■ **To be done**:
[A] Answer these from the Tidy Towns text.
(i) On what morning of the week do the volunteers like to clean the streets?
(ii) What birds does the text say were served a curry chip breakfast from a foil takeaway tray?
(iii) Where does the text say plastic wrapping was snarled?
[B] Write out the Tidy Towns text word for word, between "Like most Tidy" and "the street bins.", inclusive.

■ **Selected extract**:
The indefatigable Ballymahon Tidy Towns volunteers working hard to keep their community clean.
Like most Tidy Towners, we love nothing more than spending a fresh Sunday morning on the streets, cleaning up after the night before.
The town doesn’t look too bad, despite all of the digging and the lorries and the potholes.
Flowers are coming out after the longest winter ever. Revellers are taking care to dispose of their rubbish, even if the odd pizza box gets wedged in the mouths of the street bins.
The dogs are another story, but we’ll let them off because they haven’t learned to read the signs telling them to clean up after themselves yet.
Animals of a different kind have been on our minds. Recently, we’ve been extending our efforts out along the approach roads to town, searching for treasure.
The pickings are rich; tyres, bottles and cans, takeaway wrappers, foil takeaway trays — one serving a fine curry chip breakfast for some fussy rooks. Sweet wrappers. Random pieces of metal and plastic debris from cars. Plastic wrapping in all lengths and colours, snarled high in the thorns of hedges.
And as for the bulging, bursting nappies — the length of a litter picking tool is not long enough to keep you as far away from those as you’d like. But the contract does not allow for discrimination or squeamishness, so everything gets lifted and bagged.

Element and region data
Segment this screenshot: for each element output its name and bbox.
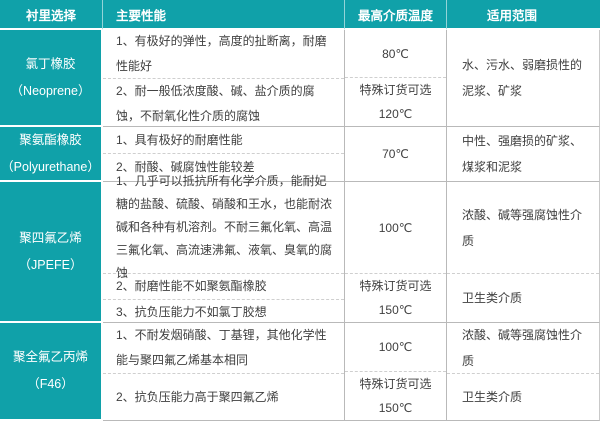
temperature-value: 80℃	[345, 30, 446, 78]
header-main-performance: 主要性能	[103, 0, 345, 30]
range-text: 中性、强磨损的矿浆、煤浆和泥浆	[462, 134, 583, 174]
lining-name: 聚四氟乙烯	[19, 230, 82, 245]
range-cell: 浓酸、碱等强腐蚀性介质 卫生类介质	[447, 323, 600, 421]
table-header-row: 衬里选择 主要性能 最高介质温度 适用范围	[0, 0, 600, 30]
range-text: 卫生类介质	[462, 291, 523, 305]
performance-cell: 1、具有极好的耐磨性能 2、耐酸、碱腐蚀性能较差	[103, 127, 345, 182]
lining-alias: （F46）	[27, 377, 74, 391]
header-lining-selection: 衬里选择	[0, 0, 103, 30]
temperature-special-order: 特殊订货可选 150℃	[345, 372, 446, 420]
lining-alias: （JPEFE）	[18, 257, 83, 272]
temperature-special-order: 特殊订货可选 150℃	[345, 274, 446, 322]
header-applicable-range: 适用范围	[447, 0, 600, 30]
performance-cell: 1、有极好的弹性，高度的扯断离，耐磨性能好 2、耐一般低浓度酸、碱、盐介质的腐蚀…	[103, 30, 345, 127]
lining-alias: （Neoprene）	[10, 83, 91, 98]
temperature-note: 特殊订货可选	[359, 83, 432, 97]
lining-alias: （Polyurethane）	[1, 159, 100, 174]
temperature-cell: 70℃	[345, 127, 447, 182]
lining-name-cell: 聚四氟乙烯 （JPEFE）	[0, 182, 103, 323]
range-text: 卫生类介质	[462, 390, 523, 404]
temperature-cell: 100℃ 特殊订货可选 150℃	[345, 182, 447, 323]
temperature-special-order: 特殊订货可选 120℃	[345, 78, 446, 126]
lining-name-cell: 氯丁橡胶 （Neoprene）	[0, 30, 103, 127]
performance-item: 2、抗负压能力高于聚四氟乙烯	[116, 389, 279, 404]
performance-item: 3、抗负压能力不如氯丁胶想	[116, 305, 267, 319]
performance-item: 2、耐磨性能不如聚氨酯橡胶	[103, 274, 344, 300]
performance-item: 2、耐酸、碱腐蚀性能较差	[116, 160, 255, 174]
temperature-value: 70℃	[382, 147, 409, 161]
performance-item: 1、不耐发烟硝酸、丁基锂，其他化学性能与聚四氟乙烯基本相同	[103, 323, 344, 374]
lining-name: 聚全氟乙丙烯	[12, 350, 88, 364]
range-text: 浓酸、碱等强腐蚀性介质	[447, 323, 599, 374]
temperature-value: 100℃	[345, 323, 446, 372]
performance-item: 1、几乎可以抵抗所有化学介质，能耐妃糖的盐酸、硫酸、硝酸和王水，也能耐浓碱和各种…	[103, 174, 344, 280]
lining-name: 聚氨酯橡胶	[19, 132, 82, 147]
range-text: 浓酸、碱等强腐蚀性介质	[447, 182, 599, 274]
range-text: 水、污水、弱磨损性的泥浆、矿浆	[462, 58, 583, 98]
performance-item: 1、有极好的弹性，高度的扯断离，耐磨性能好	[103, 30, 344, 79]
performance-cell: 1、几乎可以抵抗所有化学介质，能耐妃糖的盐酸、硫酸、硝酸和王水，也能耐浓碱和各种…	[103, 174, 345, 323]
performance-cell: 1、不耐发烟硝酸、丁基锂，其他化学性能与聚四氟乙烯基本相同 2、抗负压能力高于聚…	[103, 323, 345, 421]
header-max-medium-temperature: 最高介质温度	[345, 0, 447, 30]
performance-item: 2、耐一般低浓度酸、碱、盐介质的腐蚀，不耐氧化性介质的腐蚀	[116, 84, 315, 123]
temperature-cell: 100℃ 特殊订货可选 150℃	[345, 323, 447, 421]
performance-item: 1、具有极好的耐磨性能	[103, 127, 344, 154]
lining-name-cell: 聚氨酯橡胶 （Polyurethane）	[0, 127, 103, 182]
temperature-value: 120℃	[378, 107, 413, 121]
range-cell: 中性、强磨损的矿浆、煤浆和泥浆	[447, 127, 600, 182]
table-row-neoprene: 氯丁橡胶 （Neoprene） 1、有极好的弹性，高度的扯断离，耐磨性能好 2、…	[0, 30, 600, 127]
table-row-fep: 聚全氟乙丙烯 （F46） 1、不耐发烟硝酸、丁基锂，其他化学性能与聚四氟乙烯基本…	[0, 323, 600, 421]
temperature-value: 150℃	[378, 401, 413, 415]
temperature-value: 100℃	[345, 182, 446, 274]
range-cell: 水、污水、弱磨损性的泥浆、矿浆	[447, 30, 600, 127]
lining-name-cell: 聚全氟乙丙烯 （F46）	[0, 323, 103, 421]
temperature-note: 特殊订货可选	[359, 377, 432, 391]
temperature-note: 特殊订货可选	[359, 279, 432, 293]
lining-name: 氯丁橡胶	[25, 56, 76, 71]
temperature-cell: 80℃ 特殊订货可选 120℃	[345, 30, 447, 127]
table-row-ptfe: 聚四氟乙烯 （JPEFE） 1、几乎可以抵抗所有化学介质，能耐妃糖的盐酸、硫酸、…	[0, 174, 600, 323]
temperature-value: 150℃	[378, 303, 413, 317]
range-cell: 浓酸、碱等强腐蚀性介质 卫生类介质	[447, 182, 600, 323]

■ **Problem solutions**:
[A]
(i) Sunday morning
(ii) Fussy rooks
(iii) High in the thorns of hedges

[B]
Like most Tidy Towners, we love nothing more than spending a fresh Sunday morning on the streets, cleaning up after the night before.
The town doesn’t look too bad, despite all of the digging and the lorries and the potholes.
Flowers are coming out after the longest winter ever. Revellers are taking care to dispose of their rubbish, even if the odd pizza box gets wedged in the mouths of the street bins.